In the listing below, how many lines contain the word "скоро"? Please respond with the number only.
#### DATA LINES ####
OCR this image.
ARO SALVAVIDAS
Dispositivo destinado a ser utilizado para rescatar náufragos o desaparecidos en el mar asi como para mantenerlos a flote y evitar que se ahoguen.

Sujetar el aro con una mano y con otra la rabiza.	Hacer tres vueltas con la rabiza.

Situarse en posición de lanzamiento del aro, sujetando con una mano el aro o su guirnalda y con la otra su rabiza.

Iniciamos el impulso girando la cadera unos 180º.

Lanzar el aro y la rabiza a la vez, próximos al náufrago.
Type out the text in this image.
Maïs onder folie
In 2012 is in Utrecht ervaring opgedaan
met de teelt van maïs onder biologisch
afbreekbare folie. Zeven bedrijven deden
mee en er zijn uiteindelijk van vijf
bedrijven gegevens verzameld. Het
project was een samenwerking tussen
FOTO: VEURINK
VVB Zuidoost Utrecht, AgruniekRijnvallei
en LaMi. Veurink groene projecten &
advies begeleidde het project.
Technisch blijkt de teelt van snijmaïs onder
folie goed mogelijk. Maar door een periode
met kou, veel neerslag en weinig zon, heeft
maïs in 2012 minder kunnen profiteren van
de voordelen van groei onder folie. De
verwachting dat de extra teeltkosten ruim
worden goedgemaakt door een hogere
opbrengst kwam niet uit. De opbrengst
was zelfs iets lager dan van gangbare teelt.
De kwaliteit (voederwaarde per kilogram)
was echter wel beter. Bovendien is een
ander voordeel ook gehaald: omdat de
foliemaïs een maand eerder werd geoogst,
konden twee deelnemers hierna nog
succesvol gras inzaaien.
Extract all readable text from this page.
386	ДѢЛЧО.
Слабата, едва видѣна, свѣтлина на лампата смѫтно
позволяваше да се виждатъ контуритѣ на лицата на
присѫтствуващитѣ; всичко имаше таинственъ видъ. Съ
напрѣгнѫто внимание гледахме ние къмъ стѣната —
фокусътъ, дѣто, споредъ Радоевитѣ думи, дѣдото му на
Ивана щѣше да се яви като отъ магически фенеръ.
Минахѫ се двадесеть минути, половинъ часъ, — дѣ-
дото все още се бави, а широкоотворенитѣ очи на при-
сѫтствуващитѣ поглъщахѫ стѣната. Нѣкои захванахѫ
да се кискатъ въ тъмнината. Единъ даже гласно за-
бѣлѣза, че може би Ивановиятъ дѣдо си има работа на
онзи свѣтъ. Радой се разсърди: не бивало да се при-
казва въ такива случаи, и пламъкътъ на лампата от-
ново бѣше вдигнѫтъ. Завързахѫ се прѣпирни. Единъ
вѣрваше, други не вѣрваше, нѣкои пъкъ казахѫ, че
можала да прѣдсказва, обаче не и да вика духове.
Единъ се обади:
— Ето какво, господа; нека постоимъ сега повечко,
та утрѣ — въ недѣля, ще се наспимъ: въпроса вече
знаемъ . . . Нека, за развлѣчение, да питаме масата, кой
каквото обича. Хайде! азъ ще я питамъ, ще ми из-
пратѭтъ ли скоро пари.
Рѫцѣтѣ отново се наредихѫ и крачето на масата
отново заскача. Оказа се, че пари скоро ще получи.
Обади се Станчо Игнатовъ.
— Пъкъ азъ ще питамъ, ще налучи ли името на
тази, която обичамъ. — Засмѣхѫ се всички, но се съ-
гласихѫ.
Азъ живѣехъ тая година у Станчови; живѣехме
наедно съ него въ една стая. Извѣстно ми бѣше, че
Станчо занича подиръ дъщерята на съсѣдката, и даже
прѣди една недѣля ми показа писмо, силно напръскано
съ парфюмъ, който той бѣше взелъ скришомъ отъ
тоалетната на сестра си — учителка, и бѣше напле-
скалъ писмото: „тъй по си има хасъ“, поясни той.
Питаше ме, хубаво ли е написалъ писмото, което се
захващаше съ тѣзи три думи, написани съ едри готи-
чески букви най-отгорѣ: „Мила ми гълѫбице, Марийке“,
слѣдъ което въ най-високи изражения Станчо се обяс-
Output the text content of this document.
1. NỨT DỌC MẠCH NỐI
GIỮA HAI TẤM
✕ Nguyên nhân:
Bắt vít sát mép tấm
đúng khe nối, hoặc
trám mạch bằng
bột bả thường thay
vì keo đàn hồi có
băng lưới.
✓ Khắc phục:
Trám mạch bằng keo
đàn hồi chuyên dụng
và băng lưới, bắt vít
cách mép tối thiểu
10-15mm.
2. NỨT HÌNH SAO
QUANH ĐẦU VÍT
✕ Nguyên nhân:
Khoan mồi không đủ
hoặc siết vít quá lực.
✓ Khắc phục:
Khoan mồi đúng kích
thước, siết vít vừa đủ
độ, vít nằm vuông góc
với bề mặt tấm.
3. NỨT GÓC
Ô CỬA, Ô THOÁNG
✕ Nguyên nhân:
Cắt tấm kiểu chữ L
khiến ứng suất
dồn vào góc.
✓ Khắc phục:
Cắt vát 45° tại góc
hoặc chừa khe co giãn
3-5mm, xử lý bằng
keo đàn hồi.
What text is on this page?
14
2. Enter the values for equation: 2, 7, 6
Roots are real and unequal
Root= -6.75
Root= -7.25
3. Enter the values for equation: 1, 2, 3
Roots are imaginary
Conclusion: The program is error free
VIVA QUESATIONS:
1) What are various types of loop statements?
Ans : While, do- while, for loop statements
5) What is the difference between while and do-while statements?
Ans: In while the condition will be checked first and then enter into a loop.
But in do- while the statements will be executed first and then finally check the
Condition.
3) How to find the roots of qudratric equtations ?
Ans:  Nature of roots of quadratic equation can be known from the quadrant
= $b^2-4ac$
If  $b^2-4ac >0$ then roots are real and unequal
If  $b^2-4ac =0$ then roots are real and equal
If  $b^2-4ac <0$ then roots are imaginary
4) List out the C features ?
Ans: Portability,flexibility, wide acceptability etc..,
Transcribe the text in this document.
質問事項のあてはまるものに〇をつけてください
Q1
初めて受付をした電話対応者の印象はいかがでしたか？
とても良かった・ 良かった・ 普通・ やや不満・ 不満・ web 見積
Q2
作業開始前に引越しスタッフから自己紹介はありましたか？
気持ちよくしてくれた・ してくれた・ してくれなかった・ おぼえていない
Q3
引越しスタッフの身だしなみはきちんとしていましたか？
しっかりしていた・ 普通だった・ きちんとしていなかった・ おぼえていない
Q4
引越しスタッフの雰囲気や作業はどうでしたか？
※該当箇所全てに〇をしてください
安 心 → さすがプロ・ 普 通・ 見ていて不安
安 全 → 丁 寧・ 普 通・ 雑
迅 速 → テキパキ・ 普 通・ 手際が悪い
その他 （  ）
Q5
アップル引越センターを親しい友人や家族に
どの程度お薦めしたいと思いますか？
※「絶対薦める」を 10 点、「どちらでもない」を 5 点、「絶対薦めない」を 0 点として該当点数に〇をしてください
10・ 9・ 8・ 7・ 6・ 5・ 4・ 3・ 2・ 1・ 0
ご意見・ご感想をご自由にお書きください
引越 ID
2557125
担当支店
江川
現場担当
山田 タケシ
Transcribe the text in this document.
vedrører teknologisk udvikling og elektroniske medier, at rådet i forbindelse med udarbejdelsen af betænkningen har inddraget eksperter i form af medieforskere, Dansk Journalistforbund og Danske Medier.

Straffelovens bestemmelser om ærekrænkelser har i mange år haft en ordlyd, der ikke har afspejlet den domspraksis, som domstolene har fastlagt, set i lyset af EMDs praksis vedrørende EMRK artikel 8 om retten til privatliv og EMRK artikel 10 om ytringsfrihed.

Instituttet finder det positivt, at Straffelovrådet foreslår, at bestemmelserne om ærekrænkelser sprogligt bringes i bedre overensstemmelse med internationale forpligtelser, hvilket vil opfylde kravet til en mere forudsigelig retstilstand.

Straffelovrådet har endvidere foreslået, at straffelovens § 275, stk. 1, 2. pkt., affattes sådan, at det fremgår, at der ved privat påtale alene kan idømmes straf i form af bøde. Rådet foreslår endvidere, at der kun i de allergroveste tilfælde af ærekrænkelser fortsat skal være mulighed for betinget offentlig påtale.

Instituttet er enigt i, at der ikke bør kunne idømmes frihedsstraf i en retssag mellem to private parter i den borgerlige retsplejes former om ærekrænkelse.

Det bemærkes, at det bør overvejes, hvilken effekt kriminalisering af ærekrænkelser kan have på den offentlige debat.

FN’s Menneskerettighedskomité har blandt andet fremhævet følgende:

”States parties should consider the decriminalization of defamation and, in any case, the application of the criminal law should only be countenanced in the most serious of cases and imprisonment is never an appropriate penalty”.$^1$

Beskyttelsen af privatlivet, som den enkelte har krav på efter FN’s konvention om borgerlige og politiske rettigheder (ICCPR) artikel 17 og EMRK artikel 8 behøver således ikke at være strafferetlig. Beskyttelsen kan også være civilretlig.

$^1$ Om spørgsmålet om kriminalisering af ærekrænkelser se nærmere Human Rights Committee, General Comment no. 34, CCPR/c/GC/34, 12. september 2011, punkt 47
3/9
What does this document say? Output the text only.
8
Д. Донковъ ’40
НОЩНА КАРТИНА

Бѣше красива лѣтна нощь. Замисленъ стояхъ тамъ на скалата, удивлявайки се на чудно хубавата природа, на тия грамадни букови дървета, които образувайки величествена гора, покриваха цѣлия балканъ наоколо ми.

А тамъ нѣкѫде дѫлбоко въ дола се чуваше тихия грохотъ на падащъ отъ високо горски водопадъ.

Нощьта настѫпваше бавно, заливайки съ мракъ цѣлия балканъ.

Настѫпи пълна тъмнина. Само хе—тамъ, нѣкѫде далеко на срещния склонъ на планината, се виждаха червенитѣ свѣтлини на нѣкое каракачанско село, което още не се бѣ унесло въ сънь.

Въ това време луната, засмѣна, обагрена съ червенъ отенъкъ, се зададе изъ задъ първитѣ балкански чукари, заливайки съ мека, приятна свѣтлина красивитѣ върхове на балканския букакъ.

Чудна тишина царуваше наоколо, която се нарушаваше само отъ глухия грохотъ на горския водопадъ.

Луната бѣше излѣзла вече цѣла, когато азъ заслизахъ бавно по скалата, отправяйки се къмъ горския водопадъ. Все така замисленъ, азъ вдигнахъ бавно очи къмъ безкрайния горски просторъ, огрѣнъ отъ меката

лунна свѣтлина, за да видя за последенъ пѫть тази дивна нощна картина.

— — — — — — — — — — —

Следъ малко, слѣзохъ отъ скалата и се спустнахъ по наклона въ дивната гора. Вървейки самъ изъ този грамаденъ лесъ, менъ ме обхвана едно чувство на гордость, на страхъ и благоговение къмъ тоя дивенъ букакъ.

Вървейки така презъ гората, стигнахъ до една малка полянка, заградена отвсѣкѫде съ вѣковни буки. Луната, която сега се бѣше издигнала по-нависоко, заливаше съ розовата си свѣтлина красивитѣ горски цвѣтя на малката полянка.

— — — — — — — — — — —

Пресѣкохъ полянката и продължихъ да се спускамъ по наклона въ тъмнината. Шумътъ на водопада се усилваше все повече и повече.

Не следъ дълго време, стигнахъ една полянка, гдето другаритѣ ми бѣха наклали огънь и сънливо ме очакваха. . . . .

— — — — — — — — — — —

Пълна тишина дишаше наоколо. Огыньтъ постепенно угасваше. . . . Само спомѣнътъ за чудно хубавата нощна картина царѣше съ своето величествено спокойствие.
####
▸ ANSWER TO THIS EXERCISE:
2